Reproduce the data exactly.

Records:
•••
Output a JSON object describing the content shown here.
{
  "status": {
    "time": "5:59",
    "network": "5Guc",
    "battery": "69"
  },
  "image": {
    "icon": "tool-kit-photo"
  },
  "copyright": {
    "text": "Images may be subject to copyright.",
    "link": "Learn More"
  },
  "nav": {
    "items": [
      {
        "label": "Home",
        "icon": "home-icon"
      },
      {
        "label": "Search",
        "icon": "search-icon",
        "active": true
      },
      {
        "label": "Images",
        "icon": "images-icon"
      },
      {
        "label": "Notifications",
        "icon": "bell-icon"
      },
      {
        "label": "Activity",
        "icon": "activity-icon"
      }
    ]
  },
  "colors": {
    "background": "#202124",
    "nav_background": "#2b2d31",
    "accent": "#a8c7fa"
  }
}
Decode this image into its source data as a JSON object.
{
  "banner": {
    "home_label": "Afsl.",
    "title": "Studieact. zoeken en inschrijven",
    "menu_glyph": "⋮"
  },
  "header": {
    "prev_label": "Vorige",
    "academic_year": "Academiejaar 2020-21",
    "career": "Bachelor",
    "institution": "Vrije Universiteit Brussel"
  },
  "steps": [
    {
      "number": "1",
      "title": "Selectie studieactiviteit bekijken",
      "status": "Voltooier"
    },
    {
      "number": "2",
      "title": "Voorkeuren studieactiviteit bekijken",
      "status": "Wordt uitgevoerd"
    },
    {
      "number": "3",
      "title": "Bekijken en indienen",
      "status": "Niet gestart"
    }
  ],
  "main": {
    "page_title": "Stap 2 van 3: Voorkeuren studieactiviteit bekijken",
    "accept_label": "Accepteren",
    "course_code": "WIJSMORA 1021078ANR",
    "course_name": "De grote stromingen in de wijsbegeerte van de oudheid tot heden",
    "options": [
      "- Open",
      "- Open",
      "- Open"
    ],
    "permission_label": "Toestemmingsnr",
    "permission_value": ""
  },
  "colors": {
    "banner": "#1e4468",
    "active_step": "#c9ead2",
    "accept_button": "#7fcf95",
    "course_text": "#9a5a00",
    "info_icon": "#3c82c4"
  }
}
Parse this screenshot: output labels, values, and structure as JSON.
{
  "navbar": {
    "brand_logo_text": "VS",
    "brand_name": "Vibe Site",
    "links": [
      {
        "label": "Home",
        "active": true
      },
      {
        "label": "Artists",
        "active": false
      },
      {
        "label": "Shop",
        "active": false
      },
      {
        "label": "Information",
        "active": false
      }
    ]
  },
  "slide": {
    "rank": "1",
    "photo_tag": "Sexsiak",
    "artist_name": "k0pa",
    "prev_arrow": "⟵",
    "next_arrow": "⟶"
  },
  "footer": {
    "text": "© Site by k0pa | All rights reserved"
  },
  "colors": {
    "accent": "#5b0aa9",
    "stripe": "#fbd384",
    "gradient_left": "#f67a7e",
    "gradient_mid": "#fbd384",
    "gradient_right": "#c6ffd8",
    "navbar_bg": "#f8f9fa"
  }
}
•••
▶ [EXERCISE RESULT]:
Output a JSON object describing the content shown here.
{
  "status": {
    "time": "5:59",
    "network": "5Guc",
    "battery": "69"
  },
  "image": {
    "icon": "tool-kit-photo"
  },
  "copyright": {
    "text": "Images may be subject to copyright.",
    "link": "Learn More"
  },
  "nav": {
    "items": [
      {
        "label": "Home",
        "icon": "home-icon"
      },
      {
        "label": "Search",
        "icon": "search-icon",
        "active": true
      },
      {
        "label": "Images",
        "icon": "images-icon"
      },
      {
        "label": "Notifications",
        "icon": "bell-icon"
      },
      {
        "label": "Activity",
        "icon": "activity-icon"
      }
    ]
  },
  "colors": {
    "background": "#202124",
    "nav_background": "#2b2d31",
    "accent": "#a8c7fa"
  }
}
Decode this image into its source data as a JSON object.
{
  "banner": {
    "home_label": "Afsl.",
    "title": "Studieact. zoeken en inschrijven",
    "menu_glyph": "⋮"
  },
  "header": {
    "prev_label": "Vorige",
    "academic_year": "Academiejaar 2020-21",
    "career": "Bachelor",
    "institution": "Vrije Universiteit Brussel"
  },
  "steps": [
    {
      "number": "1",
      "title": "Selectie studieactiviteit bekijken",
      "status": "Voltooier"
    },
    {
      "number": "2",
      "title": "Voorkeuren studieactiviteit bekijken",
      "status": "Wordt uitgevoerd"
    },
    {
      "number": "3",
      "title": "Bekijken en indienen",
      "status": "Niet gestart"
    }
  ],
  "main": {
    "page_title": "Stap 2 van 3: Voorkeuren studieactiviteit bekijken",
    "accept_label": "Accepteren",
    "course_code": "WIJSMORA 1021078ANR",
    "course_name": "De grote stromingen in de wijsbegeerte van de oudheid tot heden",
    "options": [
      "- Open",
      "- Open",
      "- Open"
    ],
    "permission_label": "Toestemmingsnr",
    "permission_value": ""
  },
  "colors": {
    "banner": "#1e4468",
    "active_step": "#c9ead2",
    "accept_button": "#7fcf95",
    "course_text": "#9a5a00",
    "info_icon": "#3c82c4"
  }
}
Parse this screenshot: output labels, values, and structure as JSON.
{
  "navbar": {
    "brand_logo_text": "VS",
    "brand_name": "Vibe Site",
    "links": [
      {
        "label": "Home",
        "active": true
      },
      {
        "label": "Artists",
        "active": false
      },
      {
        "label": "Shop",
        "active": false
      },
      {
        "label": "Information",
        "active": false
      }
    ]
  },
  "slide": {
    "rank": "1",
    "photo_tag": "Sexsiak",
    "artist_name": "k0pa",
    "prev_arrow": "⟵",
    "next_arrow": "⟶"
  },
  "footer": {
    "text": "© Site by k0pa | All rights reserved"
  },
  "colors": {
    "accent": "#5b0aa9",
    "stripe": "#fbd384",
    "gradient_left": "#f67a7e",
    "gradient_mid": "#fbd384",
    "gradient_right": "#c6ffd8",
    "navbar_bg": "#f8f9fa"
  }
}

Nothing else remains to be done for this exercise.